<<<<

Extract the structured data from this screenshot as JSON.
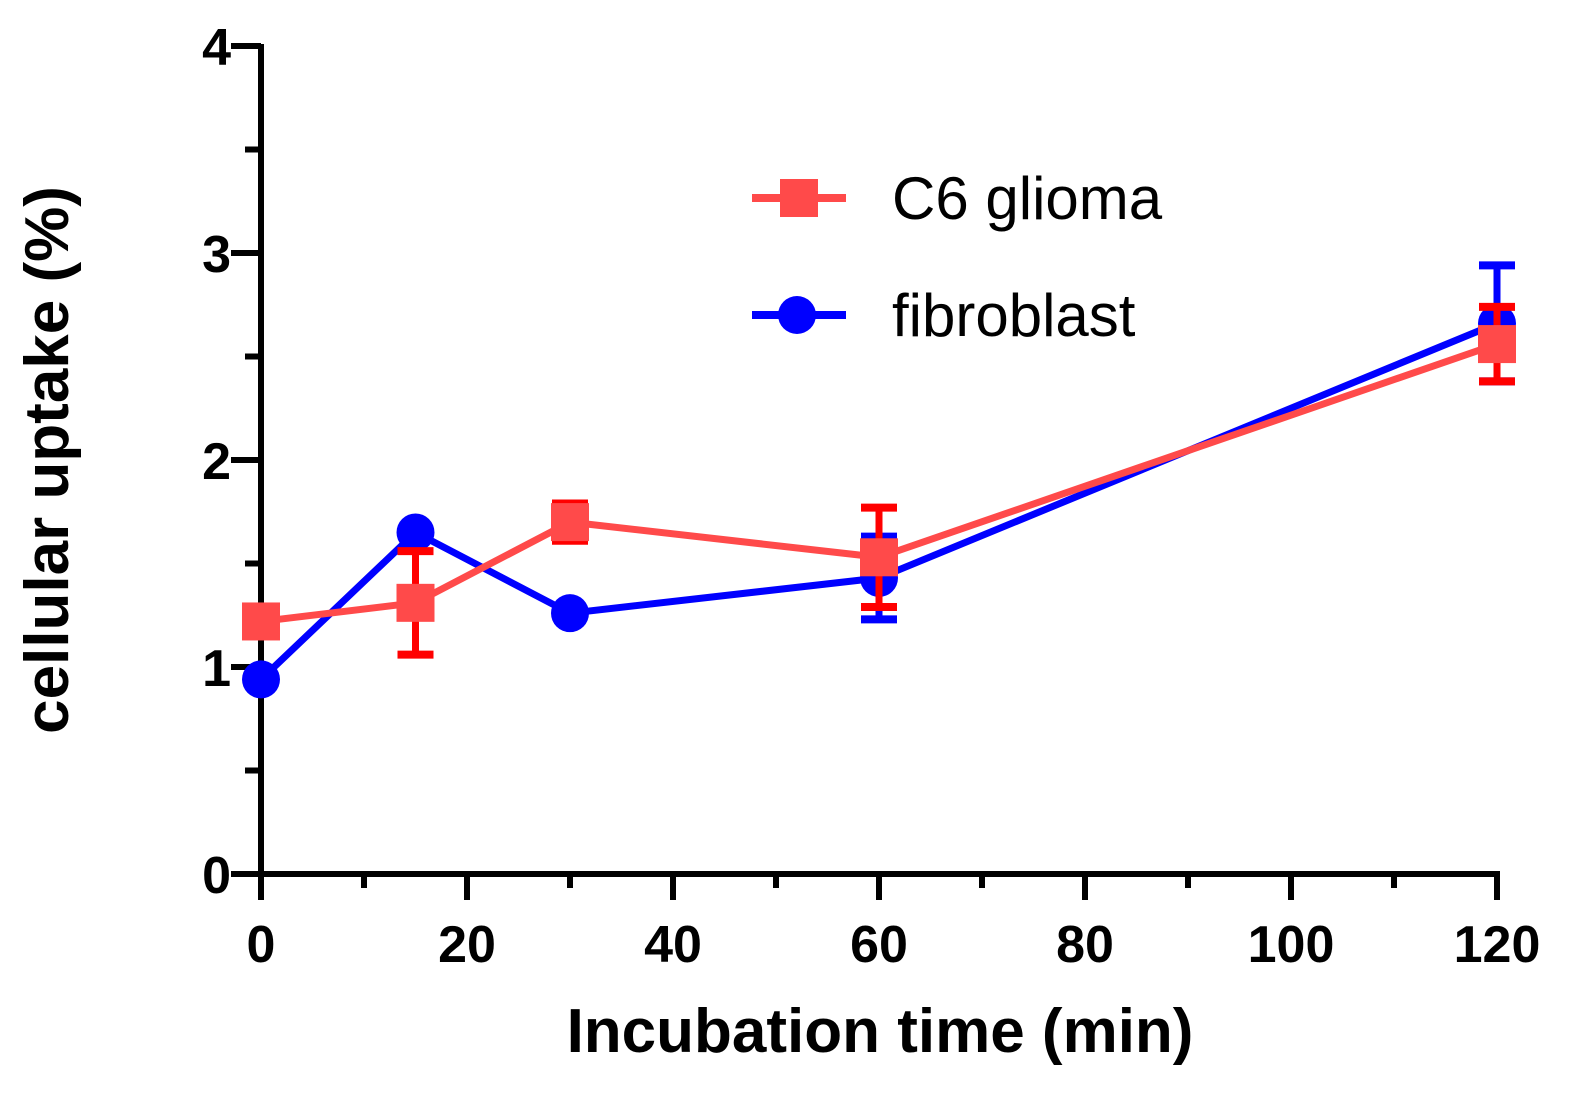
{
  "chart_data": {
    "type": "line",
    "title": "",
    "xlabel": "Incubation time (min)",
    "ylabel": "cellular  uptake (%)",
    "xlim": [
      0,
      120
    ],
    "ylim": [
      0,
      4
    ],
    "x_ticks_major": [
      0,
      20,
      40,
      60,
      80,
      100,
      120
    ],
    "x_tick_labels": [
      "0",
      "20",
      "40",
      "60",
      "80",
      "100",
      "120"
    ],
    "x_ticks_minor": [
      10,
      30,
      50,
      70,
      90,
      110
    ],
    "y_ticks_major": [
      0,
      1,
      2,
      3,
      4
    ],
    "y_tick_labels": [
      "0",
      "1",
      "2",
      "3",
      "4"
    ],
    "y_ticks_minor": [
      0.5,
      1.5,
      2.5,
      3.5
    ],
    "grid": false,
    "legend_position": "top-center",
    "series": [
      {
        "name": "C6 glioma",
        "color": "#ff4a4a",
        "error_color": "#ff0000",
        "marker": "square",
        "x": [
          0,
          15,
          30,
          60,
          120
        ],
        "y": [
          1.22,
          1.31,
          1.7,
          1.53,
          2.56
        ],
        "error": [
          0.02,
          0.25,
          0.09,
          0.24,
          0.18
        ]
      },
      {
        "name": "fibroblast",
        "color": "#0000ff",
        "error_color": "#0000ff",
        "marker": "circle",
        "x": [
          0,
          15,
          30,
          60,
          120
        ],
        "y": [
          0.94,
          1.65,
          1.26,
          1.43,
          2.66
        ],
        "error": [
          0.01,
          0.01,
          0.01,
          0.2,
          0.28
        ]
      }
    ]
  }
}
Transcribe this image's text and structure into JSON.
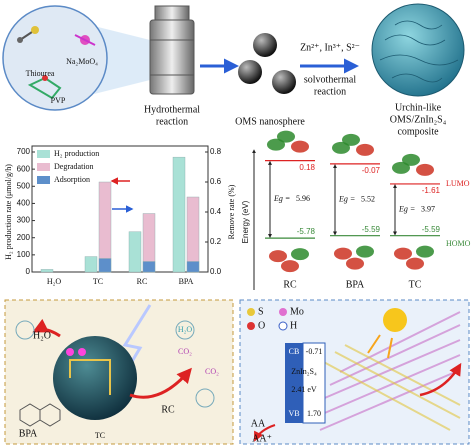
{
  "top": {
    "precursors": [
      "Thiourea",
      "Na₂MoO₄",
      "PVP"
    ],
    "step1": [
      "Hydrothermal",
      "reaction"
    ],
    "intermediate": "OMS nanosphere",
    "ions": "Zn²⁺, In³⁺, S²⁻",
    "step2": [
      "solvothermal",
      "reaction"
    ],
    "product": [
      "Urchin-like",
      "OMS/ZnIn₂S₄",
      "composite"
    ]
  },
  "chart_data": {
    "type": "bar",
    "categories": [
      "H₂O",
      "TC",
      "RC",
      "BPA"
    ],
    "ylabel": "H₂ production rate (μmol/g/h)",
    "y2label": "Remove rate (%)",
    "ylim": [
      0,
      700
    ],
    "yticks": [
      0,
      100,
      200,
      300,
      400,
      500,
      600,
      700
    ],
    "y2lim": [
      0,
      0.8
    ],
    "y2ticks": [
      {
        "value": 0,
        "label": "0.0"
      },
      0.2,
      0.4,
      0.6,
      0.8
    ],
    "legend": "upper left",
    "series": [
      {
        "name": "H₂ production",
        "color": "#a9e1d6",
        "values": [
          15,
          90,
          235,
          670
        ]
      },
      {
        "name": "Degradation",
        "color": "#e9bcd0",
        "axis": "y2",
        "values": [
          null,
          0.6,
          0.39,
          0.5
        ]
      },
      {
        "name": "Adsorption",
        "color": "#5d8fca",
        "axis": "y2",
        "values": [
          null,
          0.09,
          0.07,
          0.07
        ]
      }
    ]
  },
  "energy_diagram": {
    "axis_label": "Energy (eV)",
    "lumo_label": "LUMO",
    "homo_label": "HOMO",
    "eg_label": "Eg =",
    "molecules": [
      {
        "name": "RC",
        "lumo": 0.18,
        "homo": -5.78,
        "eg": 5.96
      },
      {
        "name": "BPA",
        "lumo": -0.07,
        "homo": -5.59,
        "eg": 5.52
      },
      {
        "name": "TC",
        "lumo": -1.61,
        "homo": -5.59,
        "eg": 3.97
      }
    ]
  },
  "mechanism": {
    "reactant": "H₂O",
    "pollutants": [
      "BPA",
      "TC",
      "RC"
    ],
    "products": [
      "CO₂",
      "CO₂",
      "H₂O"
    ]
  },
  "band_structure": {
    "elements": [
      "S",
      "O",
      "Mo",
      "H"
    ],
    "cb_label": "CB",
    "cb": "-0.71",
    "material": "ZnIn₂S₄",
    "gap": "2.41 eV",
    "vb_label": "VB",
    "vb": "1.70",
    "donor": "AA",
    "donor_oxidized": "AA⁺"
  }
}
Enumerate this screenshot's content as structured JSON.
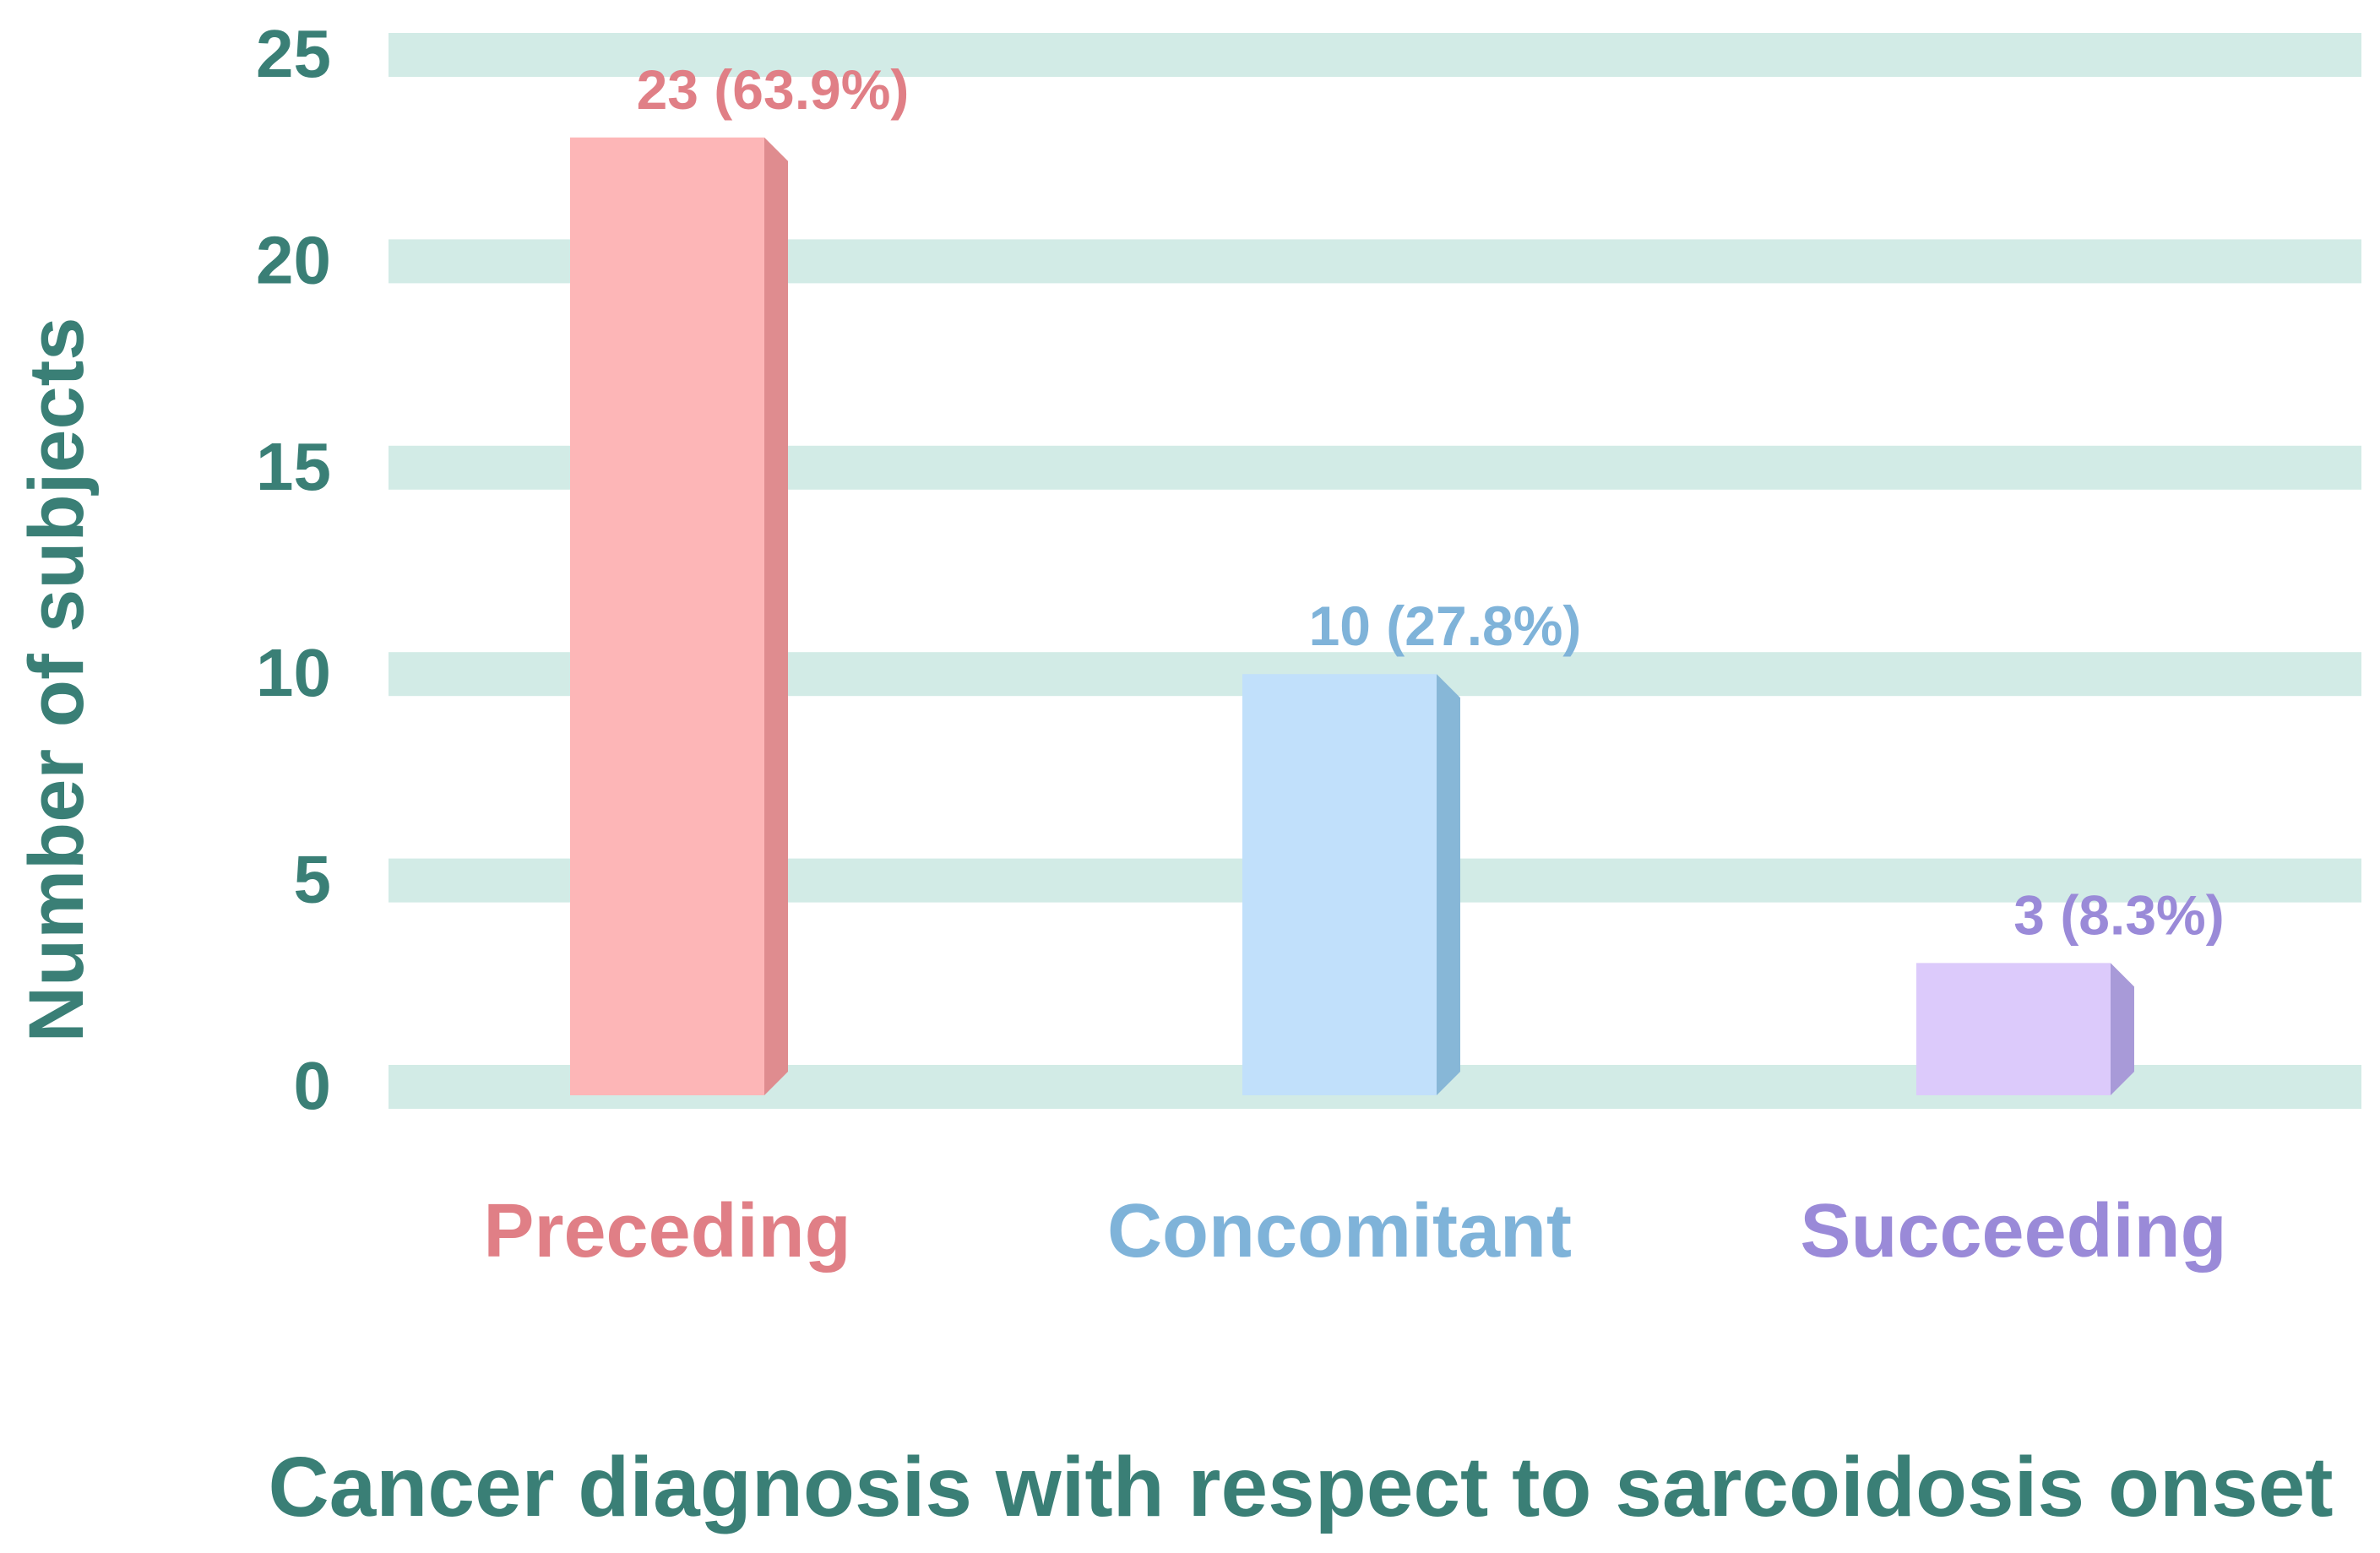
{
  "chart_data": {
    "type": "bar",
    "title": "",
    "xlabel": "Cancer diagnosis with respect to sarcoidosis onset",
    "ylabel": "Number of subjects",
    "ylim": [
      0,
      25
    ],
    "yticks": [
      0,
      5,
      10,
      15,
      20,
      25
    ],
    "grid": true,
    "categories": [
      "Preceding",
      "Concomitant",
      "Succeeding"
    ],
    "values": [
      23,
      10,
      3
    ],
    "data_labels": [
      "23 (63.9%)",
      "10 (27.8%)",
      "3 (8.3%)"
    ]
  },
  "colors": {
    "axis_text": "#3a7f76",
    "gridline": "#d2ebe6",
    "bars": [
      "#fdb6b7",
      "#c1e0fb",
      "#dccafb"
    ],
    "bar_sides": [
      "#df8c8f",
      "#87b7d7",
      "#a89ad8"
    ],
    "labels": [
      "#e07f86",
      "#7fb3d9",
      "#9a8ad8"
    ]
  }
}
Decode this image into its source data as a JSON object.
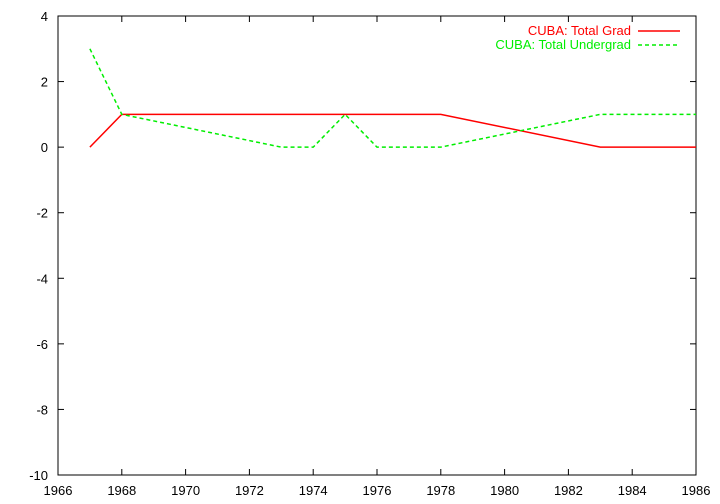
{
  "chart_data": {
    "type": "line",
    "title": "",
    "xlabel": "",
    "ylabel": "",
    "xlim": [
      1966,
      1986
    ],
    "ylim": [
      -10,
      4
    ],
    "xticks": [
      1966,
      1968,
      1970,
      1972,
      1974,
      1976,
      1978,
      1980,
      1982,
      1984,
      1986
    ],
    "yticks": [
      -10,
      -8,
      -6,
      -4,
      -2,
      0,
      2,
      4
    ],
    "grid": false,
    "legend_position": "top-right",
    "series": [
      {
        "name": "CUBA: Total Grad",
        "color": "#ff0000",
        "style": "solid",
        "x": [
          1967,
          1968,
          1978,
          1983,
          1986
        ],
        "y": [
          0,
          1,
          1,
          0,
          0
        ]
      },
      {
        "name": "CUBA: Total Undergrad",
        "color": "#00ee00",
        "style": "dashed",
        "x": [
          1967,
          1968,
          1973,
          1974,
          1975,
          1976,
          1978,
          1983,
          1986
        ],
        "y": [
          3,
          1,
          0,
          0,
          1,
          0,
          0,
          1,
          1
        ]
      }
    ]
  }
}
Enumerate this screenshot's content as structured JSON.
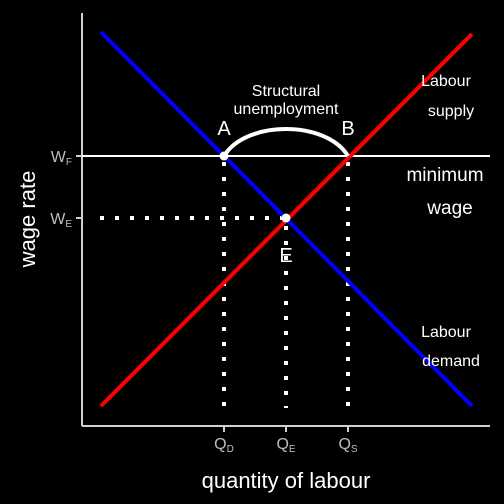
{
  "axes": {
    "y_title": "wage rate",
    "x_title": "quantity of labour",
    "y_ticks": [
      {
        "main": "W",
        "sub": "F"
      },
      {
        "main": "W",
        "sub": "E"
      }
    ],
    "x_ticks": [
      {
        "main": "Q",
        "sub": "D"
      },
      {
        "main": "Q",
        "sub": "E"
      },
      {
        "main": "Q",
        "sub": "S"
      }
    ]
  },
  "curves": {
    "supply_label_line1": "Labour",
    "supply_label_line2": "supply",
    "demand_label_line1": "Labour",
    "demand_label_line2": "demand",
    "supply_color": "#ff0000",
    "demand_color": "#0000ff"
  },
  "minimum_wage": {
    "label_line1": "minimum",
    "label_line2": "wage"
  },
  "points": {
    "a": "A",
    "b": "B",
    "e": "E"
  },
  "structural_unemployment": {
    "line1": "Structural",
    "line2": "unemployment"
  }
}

>>>>

## Stated exercise
Using the listing, collect all lines in which the string "xlabel" is found.

## Exercise result
    "xlabel": "Incubation time (min)",
    "xlabel": "Cancer diagnosis with respect to sarcoidosis onset",
    "xlabel": "",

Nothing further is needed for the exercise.